Task instructions:
Search the material below for the string "data" and list each line that holds it.

— BEGIN Record excerpts —

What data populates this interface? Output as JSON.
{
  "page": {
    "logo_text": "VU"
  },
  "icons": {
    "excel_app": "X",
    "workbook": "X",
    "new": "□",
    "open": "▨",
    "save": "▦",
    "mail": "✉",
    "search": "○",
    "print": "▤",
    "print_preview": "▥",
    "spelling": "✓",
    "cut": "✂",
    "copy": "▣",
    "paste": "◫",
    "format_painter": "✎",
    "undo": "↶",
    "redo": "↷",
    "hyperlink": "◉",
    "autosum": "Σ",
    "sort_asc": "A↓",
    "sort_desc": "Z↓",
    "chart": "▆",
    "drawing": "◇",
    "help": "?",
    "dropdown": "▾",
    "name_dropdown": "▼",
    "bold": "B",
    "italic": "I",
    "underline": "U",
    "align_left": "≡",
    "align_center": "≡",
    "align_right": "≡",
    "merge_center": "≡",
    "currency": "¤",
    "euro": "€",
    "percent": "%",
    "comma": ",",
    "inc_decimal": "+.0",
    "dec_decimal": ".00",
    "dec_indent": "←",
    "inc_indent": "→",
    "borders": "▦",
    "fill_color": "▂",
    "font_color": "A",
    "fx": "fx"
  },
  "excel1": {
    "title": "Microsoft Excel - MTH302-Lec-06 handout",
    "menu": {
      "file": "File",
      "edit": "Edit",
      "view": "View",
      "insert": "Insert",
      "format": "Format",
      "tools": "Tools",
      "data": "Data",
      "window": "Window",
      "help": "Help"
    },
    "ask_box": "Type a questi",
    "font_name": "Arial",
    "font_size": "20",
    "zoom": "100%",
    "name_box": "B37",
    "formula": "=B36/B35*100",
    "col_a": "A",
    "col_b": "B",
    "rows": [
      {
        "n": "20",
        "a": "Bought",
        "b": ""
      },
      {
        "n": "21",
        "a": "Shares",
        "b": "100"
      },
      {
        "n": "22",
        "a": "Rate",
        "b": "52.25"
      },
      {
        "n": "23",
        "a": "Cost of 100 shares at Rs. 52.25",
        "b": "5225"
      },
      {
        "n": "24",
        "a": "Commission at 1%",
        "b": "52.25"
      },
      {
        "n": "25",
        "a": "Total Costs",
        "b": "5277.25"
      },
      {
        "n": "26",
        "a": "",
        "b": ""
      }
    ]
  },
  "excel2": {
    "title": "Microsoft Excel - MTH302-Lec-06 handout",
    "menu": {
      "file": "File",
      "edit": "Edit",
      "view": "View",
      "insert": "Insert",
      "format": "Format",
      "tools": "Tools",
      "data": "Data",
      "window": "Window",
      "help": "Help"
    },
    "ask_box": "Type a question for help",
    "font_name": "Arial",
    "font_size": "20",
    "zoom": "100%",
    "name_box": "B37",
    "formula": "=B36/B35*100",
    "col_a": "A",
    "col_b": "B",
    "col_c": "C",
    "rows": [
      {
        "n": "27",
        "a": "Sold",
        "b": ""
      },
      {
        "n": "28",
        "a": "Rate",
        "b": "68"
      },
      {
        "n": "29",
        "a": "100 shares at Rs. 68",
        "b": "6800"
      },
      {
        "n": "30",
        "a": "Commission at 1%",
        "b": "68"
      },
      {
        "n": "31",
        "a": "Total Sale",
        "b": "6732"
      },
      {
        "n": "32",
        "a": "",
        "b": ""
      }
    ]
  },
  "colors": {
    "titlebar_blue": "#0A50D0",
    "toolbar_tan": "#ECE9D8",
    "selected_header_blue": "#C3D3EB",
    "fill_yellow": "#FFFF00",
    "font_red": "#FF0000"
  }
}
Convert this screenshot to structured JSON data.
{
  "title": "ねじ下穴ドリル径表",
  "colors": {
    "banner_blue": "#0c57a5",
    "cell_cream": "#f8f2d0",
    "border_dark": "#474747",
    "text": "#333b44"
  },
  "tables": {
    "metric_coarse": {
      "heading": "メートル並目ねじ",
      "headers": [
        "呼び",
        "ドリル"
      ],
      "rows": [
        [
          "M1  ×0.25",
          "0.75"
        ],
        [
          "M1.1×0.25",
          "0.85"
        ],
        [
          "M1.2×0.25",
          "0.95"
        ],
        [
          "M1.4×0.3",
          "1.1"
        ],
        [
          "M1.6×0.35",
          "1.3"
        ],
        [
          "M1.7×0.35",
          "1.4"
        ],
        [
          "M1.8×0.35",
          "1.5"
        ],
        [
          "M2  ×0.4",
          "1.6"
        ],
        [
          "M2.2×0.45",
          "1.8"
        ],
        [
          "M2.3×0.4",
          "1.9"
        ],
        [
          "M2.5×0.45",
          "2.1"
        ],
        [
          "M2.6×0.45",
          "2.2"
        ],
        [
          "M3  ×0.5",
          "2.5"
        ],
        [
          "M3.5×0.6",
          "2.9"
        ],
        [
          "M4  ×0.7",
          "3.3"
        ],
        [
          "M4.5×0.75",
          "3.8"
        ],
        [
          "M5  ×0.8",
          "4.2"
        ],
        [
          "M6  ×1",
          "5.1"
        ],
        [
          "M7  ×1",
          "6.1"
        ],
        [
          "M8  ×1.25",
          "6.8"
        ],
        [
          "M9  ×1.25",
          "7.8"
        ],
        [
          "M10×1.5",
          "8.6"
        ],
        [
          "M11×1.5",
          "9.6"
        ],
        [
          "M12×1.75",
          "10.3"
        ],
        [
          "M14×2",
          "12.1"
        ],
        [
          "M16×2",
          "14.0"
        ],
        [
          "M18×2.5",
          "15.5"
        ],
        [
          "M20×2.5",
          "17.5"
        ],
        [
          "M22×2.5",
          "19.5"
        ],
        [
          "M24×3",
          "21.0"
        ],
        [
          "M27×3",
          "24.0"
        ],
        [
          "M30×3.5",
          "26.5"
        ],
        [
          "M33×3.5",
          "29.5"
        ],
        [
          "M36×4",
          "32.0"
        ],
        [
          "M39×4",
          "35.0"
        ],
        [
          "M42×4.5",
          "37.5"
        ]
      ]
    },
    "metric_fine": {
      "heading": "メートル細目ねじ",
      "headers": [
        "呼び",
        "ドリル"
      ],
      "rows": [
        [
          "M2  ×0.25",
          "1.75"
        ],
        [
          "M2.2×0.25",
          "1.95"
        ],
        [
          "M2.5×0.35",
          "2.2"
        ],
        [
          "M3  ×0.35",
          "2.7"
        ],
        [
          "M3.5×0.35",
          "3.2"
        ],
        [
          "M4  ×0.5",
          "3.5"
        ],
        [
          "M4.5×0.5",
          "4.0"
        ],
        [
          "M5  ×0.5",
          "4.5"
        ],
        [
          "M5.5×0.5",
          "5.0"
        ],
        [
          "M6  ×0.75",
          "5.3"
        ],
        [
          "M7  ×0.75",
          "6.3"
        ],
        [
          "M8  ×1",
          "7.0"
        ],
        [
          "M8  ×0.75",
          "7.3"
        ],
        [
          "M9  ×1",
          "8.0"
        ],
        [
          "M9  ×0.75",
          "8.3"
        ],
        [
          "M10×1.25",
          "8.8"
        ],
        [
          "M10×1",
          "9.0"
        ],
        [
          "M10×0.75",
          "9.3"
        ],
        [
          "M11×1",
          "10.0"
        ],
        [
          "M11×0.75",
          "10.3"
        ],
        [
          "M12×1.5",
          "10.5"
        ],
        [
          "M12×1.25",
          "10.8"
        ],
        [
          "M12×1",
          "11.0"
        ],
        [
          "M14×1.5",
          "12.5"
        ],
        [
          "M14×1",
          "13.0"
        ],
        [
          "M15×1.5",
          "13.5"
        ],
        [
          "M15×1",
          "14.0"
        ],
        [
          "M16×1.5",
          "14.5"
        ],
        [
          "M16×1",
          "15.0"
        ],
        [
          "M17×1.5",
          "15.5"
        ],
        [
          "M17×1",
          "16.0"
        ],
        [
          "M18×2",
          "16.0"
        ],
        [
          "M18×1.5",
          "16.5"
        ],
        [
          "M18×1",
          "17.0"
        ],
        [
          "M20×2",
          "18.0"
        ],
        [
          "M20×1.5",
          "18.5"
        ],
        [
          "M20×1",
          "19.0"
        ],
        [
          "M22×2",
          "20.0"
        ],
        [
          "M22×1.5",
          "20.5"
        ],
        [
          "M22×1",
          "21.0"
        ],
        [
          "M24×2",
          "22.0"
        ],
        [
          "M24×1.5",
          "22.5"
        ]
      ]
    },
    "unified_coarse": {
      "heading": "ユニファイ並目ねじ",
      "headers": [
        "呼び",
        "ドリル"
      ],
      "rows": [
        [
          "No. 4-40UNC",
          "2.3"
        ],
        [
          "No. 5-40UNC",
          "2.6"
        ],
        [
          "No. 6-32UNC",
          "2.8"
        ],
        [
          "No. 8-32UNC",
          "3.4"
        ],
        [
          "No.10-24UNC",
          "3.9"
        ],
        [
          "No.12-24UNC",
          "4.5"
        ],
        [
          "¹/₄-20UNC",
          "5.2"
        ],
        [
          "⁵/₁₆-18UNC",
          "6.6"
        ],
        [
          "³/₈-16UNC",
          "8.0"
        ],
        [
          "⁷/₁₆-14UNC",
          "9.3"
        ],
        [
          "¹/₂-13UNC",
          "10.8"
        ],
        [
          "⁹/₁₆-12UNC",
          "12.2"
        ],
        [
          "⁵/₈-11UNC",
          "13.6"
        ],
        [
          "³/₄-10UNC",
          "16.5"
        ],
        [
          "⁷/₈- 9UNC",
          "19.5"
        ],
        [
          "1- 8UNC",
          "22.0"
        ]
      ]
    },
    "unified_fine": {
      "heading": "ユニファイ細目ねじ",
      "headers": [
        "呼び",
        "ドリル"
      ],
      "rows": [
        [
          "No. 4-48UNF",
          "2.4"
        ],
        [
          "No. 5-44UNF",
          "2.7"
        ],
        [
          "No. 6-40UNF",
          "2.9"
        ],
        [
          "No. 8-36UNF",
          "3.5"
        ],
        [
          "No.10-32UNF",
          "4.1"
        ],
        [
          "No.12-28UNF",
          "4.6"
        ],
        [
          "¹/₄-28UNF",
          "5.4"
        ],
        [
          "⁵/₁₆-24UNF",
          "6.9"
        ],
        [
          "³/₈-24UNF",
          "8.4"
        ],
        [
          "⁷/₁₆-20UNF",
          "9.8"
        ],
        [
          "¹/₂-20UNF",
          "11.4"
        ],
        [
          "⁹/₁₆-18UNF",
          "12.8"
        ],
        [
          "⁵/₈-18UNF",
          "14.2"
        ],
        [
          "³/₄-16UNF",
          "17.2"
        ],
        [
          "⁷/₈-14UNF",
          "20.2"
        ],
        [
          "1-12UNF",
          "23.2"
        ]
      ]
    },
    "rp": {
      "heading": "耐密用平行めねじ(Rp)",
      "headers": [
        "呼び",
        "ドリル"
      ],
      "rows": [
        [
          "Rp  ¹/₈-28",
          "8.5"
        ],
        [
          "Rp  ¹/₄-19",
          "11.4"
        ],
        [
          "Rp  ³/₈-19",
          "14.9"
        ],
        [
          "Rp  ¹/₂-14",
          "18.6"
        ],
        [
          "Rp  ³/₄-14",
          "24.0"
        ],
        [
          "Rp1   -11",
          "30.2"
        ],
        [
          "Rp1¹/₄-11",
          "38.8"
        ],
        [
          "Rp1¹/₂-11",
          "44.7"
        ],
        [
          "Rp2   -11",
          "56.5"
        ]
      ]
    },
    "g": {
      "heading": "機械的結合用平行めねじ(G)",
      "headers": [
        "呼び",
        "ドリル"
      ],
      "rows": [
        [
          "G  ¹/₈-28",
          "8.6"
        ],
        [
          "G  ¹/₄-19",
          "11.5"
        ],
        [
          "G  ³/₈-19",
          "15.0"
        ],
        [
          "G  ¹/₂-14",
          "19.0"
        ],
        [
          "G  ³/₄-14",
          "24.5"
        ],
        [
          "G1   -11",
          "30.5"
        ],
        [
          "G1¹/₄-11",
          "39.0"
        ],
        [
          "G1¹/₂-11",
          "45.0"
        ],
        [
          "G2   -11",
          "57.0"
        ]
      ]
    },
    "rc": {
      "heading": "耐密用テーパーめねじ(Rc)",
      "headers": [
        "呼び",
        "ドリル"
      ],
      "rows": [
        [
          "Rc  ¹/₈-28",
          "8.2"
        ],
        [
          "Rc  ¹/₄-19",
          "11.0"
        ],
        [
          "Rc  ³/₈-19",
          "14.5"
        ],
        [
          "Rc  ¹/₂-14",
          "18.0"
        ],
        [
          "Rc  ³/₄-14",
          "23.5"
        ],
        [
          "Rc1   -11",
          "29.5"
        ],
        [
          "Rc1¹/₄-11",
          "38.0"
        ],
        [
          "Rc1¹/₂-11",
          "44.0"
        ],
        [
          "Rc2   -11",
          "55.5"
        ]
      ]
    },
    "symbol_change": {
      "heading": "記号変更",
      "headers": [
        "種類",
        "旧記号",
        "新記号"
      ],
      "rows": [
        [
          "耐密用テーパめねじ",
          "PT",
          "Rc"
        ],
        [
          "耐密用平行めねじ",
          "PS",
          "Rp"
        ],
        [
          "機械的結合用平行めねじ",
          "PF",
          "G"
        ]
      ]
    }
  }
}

— END Record excerpts —

Response:
What data populates this interface? Output as JSON.
      "data": "Data",
      "data": "Data",
Convert this screenshot to structured JSON data.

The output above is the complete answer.